» **Required actions**
A - Name every person mentioned by name in the political commentary below.
B - Please transcribe everything in the political commentary below from "McConnell was on" down to "is beyond belief.".

» **Reading text**
How a man who didn’t pay his own Social Security taxes has the nerve to even mention Social Security is a mystery.
McConnell was on TV last night basically saying this was the new way of doing business and there was much more of it to come. Obama seems to think they will cut him some slack since he gave them what they wanted. Obama was on TV saying the usual, we got the best deal we could get but you just wait – next time no more Mr. Nice Guy. It really would be comical were it not for the fact it will be so utterly devastating. Now Obama wants us to think they will take on the jobs crisis after passing a austerity plan with no room for any new spending. I don’t think he could get a post office renamed after Ronald Reagan if his life depended on it. We are so screwed it is beyond belief.
No confidence in the government = no confidence in the dollar. Confidence is the ONLY thing that gives the dollar any value. If you have any dollars I suggest you trade them for something that will still have value after the dollar goes to zero.
16 TRILLION reasons Geithner is wrong yet again
The economy will be in a tail spin during the 2012 campaign, a tail spin of Barack Obama’s own making. His final evil right-wing act is to take a dive on the 2012 presidential election as well. This man is a serial loser.

» **Dataset content**
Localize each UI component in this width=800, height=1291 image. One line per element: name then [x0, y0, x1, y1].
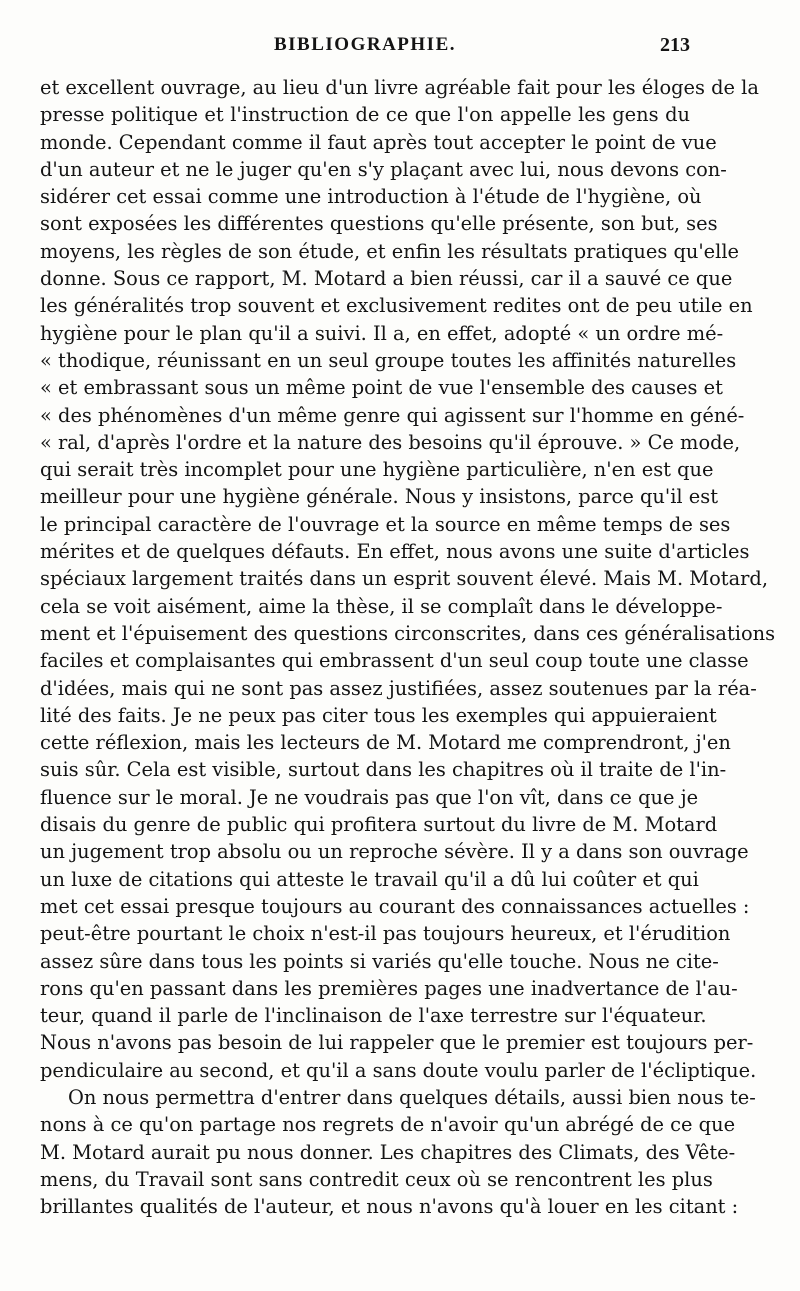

» **Complete answers**
A -
McConnell
Obama (Barack Obama)
Ronald Reagan
Geithner

B -
McConnell was on TV last night basically saying this was the new way of doing business and there was much more of it to come. Obama seems to think they will cut him some slack since he gave them what they wanted. Obama was on TV saying the usual, we got the best deal we could get but you just wait – next time no more Mr. Nice Guy. It really would be comical were it not for the fact it will be so utterly devastating. Now Obama wants us to think they will take on the jobs crisis after passing a austerity plan with no room for any new spending. I don’t think he could get a post office renamed after Ronald Reagan if his life depended on it. We are so screwed it is beyond belief.